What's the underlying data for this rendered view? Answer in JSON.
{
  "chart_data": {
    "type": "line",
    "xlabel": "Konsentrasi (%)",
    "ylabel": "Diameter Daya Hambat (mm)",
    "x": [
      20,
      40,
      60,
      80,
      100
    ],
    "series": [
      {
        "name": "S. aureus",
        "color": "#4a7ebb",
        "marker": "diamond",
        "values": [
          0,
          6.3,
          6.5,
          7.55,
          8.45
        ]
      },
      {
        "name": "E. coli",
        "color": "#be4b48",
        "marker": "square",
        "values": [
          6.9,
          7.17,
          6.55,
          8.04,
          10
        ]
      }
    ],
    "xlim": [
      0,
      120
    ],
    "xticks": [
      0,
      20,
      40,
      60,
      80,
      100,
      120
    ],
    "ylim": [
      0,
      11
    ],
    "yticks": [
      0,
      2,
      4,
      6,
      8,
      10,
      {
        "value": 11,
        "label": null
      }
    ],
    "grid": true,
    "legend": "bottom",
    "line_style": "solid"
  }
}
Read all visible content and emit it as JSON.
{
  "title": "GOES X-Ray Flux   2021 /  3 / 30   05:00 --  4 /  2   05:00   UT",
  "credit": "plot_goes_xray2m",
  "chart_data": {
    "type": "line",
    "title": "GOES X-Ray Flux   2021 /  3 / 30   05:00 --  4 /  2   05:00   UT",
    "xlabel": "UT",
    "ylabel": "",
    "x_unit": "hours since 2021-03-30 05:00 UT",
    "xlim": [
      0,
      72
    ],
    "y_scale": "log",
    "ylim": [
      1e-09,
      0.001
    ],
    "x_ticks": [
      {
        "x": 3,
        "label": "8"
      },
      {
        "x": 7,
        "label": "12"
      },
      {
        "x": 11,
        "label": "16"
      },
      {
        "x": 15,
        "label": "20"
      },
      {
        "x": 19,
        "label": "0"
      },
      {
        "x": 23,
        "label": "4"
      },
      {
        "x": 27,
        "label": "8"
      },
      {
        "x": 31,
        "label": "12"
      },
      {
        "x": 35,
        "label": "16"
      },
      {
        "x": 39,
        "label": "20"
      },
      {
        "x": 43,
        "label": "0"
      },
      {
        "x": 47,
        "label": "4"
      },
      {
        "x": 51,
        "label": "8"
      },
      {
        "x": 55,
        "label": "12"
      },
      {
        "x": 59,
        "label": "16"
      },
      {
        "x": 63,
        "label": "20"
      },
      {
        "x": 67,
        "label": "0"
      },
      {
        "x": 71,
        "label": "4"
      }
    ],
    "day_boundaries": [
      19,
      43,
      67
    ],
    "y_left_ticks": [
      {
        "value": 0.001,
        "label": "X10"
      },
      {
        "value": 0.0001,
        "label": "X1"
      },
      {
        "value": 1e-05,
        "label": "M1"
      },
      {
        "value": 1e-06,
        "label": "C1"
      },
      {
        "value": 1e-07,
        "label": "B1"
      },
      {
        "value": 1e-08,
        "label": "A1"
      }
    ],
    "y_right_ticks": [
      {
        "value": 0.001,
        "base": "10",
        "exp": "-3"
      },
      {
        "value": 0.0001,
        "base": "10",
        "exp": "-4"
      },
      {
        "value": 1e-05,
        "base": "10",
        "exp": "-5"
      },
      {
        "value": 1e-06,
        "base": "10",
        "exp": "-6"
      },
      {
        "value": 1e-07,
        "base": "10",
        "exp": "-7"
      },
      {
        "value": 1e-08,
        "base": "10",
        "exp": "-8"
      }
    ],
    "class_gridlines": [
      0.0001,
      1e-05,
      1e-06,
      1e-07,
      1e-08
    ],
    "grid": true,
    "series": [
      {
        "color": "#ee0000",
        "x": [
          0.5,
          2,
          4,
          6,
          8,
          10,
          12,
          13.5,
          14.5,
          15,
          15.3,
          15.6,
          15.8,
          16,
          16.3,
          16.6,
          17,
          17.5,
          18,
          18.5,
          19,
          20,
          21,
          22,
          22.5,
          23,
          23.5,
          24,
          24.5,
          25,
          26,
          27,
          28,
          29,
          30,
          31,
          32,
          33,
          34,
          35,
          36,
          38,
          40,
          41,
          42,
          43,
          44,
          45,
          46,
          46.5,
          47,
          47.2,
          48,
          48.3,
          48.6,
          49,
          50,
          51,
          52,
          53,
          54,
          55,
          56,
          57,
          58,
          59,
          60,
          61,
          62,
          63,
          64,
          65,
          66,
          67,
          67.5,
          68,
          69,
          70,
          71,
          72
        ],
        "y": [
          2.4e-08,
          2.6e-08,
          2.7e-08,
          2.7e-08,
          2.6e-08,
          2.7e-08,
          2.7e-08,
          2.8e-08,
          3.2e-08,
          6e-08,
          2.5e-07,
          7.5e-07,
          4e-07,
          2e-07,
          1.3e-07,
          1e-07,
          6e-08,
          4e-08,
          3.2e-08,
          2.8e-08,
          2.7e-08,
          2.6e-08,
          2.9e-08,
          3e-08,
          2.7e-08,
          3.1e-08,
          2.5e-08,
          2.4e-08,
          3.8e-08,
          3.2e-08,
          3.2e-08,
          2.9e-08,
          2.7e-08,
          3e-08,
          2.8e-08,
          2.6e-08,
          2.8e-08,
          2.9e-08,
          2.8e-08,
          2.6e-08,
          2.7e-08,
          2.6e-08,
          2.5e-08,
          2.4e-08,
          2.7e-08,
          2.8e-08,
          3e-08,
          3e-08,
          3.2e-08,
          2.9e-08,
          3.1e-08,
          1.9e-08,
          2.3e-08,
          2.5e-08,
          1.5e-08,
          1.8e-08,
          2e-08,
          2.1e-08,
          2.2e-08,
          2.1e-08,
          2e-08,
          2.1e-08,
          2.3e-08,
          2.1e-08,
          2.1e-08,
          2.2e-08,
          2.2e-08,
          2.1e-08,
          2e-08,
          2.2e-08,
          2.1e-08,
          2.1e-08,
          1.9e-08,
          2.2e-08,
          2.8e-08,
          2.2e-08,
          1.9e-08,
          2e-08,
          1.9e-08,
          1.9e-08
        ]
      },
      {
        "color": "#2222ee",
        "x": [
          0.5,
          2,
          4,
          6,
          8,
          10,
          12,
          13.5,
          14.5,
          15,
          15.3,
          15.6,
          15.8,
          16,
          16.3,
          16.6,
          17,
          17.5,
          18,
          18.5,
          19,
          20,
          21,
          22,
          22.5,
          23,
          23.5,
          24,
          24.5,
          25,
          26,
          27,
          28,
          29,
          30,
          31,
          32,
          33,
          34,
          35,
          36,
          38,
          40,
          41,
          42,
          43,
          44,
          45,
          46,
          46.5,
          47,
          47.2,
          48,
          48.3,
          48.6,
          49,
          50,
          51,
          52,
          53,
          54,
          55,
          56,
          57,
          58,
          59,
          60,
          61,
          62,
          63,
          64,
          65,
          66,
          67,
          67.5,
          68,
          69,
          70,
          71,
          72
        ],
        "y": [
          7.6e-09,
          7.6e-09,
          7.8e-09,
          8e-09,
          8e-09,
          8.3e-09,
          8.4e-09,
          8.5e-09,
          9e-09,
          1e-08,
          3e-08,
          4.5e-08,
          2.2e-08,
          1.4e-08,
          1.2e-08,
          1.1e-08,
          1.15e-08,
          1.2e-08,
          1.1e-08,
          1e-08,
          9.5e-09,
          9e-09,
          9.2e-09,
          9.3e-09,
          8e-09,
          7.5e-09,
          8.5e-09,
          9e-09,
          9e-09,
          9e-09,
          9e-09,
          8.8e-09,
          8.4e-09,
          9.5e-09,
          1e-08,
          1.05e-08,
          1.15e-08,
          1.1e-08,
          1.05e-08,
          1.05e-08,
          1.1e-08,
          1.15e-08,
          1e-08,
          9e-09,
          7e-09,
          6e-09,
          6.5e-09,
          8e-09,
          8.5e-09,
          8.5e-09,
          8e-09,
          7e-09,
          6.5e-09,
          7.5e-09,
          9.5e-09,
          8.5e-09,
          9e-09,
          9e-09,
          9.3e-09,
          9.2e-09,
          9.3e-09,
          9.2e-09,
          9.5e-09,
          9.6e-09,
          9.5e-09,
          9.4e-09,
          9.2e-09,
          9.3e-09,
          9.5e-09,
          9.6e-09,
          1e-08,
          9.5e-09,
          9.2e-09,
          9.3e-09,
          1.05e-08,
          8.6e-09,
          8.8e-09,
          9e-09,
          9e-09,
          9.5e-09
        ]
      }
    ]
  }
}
+ + +
▶ [GIVEN EXERCISE] Gather all lines from the listing above in which "JSON" occurs.

▶ [EXERCISE OUTPUT]
What's the underlying data for this rendered view? Answer in JSON.
Read all visible content and emit it as JSON.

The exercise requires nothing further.